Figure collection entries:
+===+

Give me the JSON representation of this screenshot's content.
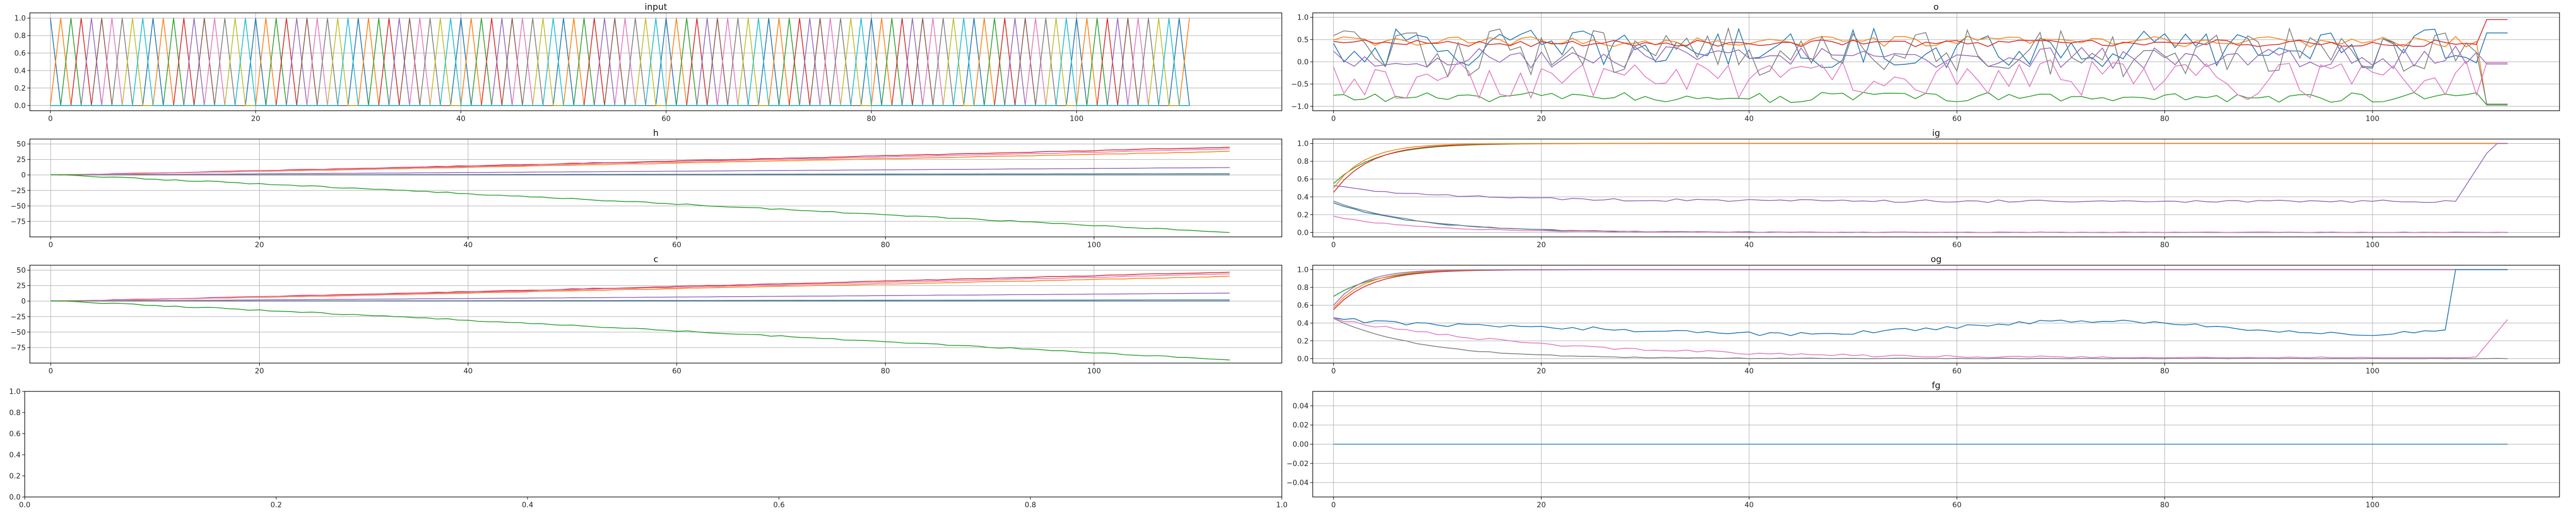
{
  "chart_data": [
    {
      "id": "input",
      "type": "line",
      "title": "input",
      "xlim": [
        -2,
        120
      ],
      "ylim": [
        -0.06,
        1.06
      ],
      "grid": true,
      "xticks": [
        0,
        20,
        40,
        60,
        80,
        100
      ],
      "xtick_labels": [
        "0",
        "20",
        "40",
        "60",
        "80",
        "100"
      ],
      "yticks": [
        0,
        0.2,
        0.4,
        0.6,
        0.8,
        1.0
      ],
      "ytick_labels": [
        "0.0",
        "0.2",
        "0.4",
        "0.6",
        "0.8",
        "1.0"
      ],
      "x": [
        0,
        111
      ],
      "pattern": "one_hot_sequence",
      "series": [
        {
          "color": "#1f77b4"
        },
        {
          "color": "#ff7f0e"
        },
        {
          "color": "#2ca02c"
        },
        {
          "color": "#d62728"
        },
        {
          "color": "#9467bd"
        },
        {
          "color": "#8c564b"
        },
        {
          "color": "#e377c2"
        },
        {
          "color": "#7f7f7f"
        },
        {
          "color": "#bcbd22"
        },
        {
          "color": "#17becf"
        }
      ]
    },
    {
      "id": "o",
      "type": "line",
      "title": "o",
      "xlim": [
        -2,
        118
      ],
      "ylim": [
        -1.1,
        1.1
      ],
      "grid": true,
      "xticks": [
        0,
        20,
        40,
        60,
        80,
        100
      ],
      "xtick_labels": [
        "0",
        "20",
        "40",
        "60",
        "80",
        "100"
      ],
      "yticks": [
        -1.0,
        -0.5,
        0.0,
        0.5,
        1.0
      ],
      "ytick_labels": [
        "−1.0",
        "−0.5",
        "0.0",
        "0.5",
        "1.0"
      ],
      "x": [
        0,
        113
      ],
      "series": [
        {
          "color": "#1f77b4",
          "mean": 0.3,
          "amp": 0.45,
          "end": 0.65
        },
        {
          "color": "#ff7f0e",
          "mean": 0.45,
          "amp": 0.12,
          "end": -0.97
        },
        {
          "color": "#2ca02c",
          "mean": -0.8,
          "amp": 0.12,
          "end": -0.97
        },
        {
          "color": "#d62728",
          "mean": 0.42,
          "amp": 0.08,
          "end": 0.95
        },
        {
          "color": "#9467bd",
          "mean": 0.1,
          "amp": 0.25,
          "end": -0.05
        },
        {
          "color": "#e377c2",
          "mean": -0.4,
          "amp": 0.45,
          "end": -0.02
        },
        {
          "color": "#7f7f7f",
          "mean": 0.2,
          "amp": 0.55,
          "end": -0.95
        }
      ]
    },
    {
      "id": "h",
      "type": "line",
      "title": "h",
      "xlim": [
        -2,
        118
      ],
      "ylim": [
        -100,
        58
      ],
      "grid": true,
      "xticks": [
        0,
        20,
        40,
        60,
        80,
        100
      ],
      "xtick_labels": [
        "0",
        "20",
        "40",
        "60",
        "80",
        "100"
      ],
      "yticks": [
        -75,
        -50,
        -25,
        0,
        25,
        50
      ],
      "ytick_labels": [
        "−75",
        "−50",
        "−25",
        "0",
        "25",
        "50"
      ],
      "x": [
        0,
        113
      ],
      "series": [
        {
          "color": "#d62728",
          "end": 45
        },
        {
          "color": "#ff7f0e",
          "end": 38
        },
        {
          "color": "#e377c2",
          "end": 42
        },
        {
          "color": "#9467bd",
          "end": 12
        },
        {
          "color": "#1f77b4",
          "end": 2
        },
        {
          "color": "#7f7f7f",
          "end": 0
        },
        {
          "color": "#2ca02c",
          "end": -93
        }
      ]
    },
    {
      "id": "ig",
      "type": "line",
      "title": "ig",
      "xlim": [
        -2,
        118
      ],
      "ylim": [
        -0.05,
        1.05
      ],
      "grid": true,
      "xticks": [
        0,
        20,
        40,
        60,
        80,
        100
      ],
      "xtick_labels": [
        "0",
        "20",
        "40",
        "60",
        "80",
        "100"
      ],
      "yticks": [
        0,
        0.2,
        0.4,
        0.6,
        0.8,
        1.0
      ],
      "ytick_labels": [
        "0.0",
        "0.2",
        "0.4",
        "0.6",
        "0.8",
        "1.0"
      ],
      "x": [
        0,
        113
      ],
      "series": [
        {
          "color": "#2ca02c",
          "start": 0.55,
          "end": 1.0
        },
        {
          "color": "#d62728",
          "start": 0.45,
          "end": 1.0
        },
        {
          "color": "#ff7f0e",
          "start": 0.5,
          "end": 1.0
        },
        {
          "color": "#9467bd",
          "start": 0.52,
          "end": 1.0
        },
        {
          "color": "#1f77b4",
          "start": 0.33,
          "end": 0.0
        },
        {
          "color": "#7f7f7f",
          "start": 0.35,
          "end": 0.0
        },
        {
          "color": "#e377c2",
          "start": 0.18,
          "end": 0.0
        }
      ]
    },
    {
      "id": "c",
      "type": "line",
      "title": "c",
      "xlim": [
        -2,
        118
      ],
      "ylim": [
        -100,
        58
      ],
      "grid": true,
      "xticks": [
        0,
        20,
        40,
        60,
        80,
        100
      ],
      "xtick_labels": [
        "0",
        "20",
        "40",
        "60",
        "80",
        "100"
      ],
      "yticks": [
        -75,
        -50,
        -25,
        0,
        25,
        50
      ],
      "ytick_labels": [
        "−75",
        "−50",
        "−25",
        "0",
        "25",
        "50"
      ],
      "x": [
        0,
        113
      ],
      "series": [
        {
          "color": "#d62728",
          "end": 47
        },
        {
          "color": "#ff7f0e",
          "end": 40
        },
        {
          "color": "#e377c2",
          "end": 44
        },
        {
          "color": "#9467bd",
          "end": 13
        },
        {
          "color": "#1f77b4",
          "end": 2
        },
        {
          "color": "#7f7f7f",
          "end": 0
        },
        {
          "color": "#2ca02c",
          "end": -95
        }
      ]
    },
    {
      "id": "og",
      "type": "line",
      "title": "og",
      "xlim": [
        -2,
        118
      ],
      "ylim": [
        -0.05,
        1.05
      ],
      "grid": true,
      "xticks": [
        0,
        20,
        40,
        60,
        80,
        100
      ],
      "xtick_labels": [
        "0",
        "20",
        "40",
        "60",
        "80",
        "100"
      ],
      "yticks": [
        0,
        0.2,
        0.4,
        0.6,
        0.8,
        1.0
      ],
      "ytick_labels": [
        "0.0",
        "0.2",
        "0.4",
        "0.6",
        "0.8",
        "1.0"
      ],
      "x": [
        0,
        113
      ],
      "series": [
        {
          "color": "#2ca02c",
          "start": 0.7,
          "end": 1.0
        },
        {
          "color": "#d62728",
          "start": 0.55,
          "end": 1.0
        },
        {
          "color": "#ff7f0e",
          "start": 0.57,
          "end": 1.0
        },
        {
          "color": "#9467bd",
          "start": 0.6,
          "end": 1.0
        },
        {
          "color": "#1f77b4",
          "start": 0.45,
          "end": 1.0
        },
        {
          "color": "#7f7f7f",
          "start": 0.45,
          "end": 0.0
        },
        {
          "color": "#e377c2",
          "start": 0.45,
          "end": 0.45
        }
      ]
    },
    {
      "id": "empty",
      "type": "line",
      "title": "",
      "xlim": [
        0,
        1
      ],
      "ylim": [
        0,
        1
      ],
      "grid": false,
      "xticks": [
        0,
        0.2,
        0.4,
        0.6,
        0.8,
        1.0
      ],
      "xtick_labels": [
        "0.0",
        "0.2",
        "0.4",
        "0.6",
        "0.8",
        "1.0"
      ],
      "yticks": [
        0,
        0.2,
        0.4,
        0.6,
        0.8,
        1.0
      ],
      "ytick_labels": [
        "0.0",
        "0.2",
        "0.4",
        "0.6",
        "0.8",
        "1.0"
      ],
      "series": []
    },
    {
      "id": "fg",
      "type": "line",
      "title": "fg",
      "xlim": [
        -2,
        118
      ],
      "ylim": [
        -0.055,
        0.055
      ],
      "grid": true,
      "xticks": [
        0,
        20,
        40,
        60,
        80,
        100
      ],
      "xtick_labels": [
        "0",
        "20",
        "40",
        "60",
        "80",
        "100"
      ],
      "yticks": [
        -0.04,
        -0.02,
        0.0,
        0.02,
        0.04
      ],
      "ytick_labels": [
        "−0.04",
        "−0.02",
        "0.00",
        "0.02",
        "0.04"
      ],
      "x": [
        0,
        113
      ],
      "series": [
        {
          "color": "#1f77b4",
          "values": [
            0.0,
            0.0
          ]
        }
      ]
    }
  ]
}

+===+

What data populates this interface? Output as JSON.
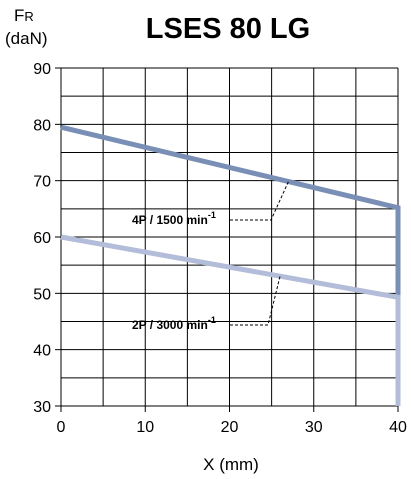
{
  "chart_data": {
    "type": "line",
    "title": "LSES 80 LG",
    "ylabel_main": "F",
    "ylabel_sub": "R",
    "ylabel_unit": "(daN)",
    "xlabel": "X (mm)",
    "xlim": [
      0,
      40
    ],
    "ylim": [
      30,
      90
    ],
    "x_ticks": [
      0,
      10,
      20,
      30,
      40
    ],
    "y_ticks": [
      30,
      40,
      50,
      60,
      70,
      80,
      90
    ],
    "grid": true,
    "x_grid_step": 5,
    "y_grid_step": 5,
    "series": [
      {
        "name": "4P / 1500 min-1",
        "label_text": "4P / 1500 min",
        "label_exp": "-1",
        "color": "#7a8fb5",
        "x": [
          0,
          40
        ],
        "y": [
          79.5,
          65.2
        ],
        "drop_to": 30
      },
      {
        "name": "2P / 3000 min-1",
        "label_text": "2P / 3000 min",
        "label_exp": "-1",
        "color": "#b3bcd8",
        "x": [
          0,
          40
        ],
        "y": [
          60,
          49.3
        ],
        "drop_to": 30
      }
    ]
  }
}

+===+

Exercise task:
Read the entries and pick out all lines that include the word "JSON".

Exercise answer:
Give me the JSON representation of this screenshot's content.
What data populates this interface? Output as JSON.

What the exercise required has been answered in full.